Material to process

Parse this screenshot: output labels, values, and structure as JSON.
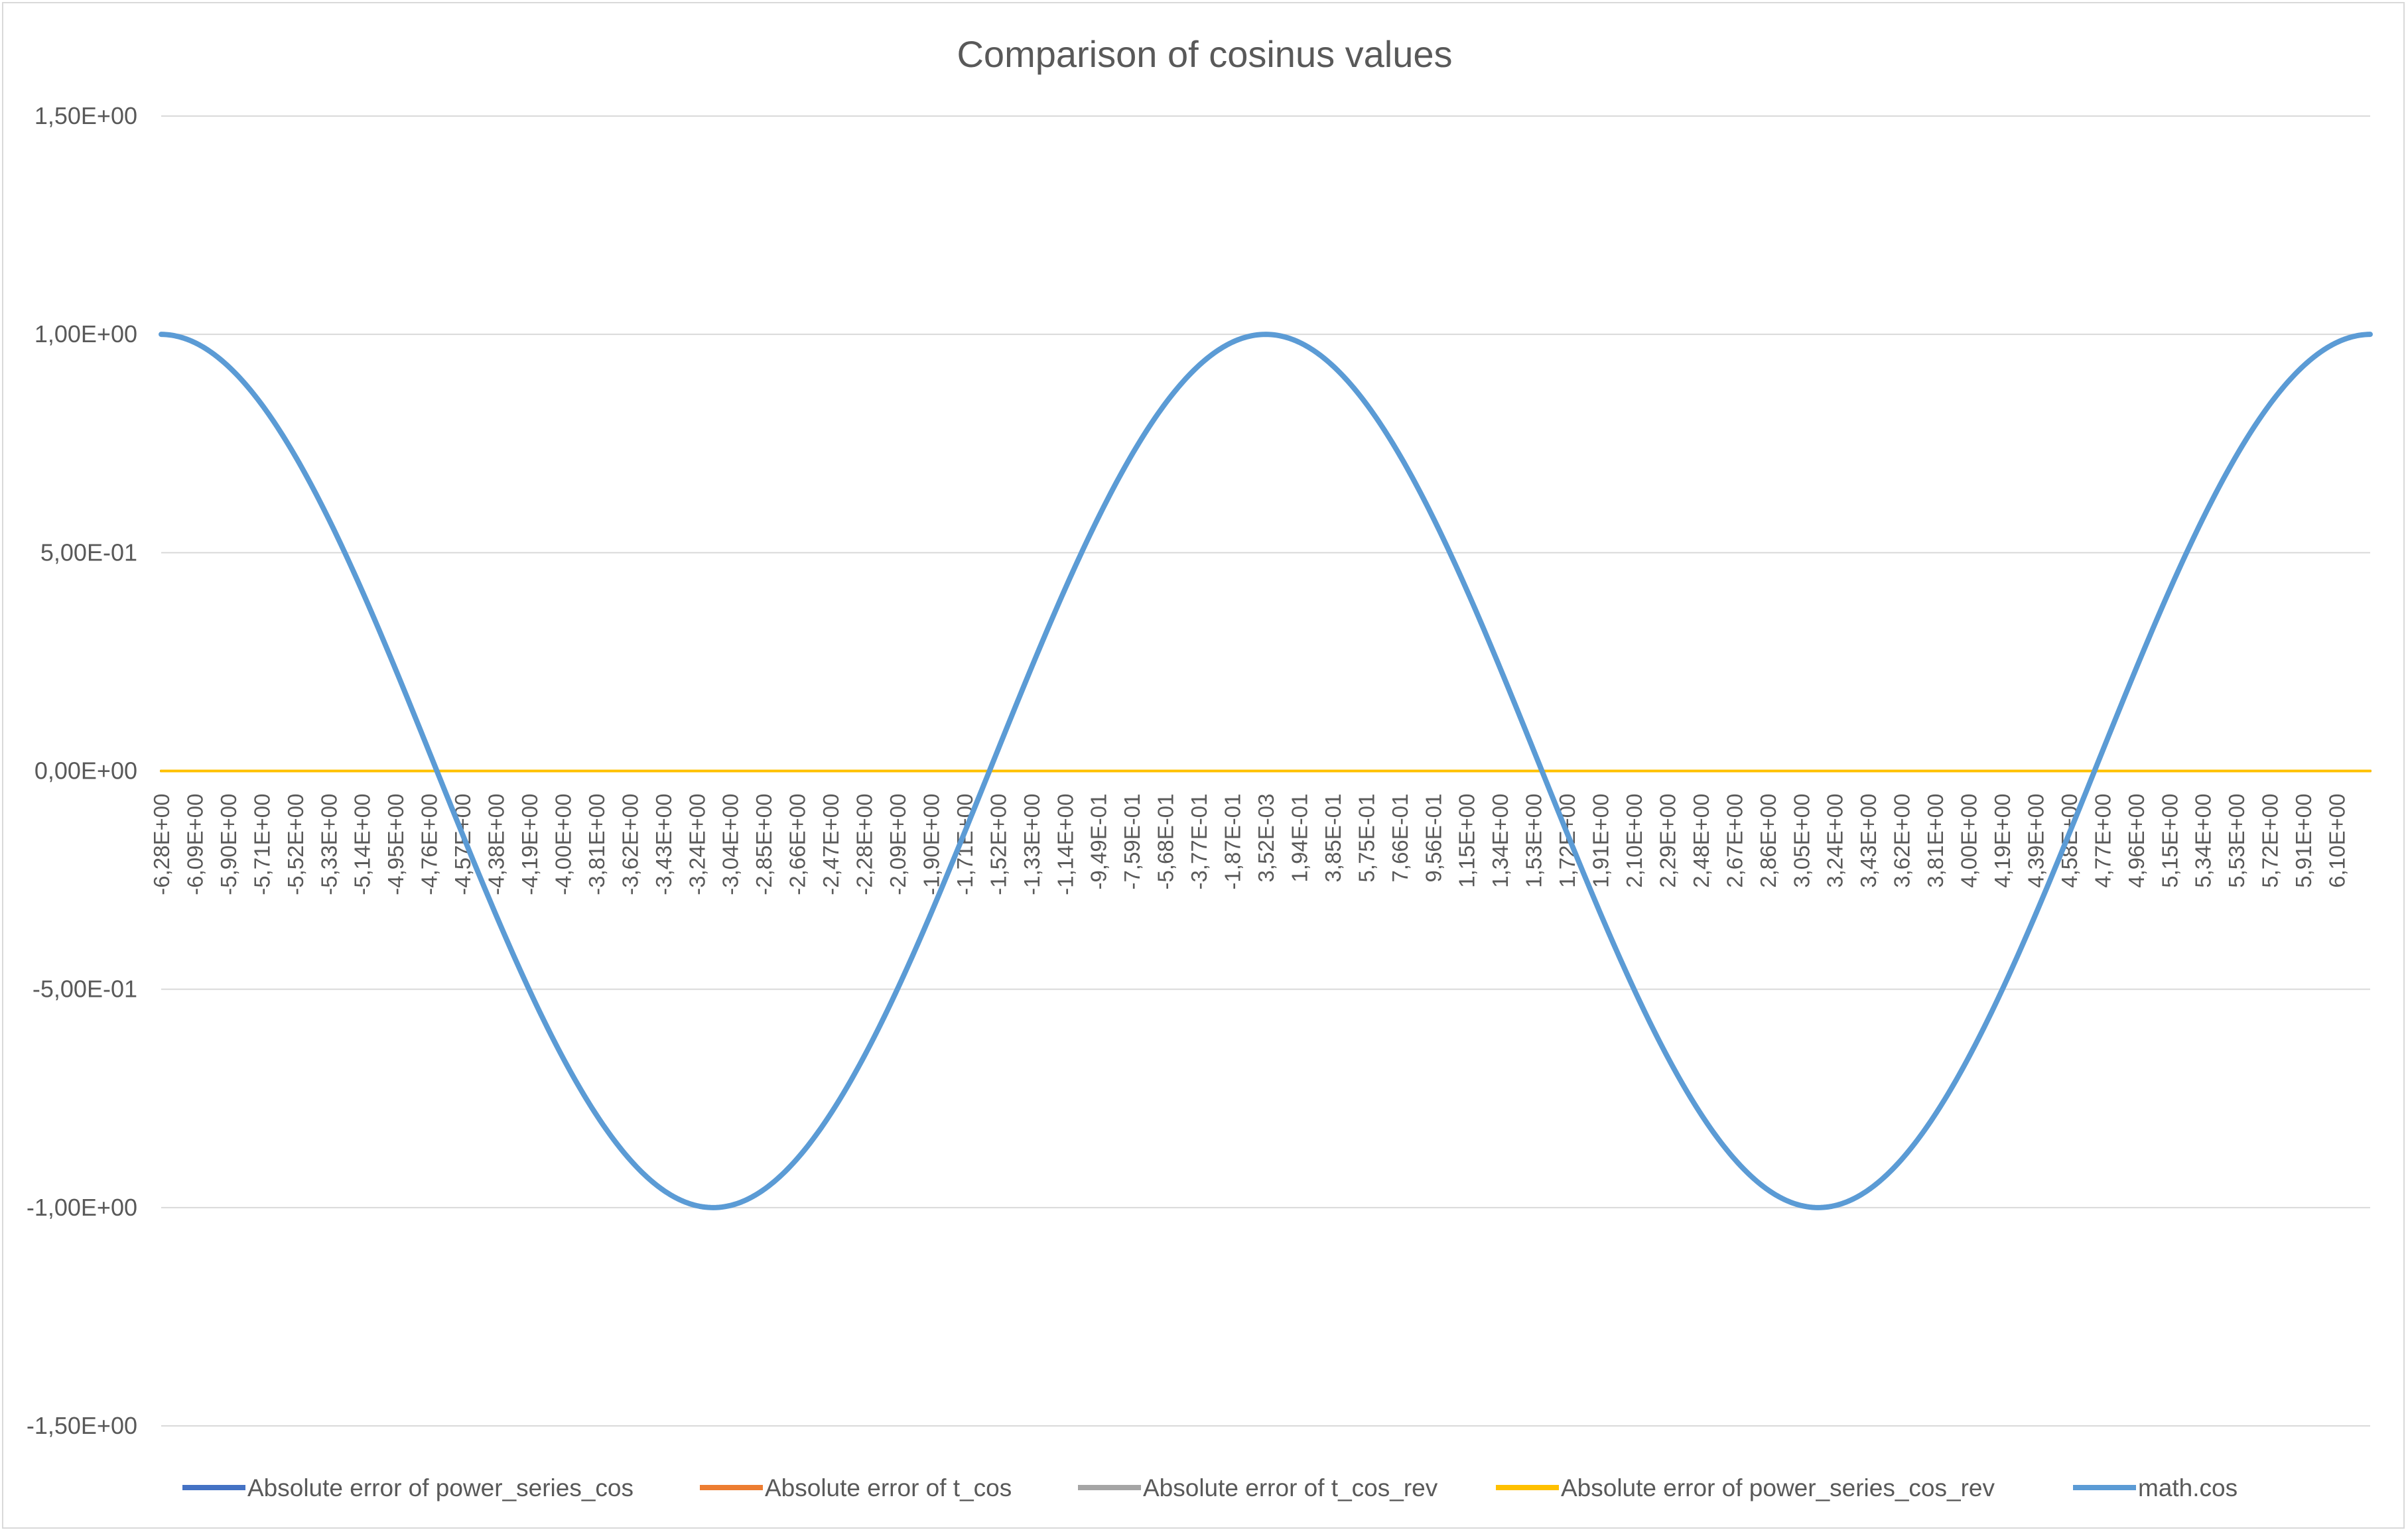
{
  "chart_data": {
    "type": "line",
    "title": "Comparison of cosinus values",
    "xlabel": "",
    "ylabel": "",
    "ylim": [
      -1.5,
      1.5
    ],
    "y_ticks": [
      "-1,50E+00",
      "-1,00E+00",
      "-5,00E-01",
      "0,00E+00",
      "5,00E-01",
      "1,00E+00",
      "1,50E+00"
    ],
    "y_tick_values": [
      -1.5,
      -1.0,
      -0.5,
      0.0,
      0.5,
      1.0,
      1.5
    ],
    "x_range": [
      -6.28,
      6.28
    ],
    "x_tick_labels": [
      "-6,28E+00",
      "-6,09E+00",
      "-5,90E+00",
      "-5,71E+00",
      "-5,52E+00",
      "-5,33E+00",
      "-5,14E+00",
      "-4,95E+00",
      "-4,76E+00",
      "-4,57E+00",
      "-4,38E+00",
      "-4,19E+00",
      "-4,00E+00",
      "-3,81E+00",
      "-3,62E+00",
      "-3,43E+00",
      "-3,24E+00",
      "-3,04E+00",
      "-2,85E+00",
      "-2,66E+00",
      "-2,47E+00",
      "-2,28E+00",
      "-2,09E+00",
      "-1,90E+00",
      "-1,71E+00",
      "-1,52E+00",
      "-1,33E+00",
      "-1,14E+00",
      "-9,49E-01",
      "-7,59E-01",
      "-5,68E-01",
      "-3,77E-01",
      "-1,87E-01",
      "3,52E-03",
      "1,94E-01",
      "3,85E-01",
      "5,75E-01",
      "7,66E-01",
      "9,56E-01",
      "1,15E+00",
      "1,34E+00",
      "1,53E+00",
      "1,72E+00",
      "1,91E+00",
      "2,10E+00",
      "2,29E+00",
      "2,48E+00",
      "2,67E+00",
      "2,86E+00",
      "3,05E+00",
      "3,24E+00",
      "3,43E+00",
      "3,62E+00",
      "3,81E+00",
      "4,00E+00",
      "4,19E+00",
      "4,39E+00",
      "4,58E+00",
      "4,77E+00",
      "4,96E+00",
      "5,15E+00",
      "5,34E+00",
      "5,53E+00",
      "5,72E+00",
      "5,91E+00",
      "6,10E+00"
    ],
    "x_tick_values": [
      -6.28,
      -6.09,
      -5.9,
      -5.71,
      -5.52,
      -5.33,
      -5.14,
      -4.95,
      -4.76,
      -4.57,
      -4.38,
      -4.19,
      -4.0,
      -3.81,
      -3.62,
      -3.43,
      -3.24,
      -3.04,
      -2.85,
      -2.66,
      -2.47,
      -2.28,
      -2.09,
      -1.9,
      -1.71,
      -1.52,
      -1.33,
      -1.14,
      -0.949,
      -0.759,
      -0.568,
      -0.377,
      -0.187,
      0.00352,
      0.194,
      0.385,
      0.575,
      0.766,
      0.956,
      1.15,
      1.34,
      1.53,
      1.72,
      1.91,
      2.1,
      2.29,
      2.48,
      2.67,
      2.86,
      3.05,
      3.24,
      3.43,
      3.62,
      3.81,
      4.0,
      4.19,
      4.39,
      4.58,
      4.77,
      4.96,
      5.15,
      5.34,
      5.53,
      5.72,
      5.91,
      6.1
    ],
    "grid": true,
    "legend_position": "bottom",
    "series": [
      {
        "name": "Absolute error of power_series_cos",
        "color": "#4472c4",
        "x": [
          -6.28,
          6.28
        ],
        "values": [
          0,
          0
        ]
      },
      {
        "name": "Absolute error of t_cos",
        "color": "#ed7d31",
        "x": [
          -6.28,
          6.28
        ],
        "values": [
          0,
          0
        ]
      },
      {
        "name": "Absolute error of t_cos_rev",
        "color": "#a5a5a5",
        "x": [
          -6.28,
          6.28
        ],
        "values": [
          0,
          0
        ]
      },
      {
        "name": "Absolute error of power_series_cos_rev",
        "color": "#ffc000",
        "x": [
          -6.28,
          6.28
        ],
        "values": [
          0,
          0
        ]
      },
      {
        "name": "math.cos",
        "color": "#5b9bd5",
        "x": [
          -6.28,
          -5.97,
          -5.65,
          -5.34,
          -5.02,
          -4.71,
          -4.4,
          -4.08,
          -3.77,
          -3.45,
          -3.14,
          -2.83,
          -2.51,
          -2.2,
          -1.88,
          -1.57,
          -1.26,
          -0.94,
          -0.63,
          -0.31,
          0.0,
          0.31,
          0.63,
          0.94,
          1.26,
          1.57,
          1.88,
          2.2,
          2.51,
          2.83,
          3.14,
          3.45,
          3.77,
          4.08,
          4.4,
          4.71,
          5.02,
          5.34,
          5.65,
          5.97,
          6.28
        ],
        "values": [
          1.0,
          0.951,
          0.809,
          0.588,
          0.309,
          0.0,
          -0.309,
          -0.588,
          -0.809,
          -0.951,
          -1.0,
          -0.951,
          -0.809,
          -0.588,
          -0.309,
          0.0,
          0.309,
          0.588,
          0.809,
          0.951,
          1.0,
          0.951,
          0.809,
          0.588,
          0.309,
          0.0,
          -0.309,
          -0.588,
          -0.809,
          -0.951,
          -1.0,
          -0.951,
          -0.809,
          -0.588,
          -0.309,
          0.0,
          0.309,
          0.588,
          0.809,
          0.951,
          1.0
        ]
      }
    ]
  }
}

What you are asked to do
Wherever the word "Absolute" occurs in a line of the listing, copy that line.

Full solution
        "name": "Absolute error of power_series_cos",
        "name": "Absolute error of t_cos",
        "name": "Absolute error of t_cos_rev",
        "name": "Absolute error of power_series_cos_rev",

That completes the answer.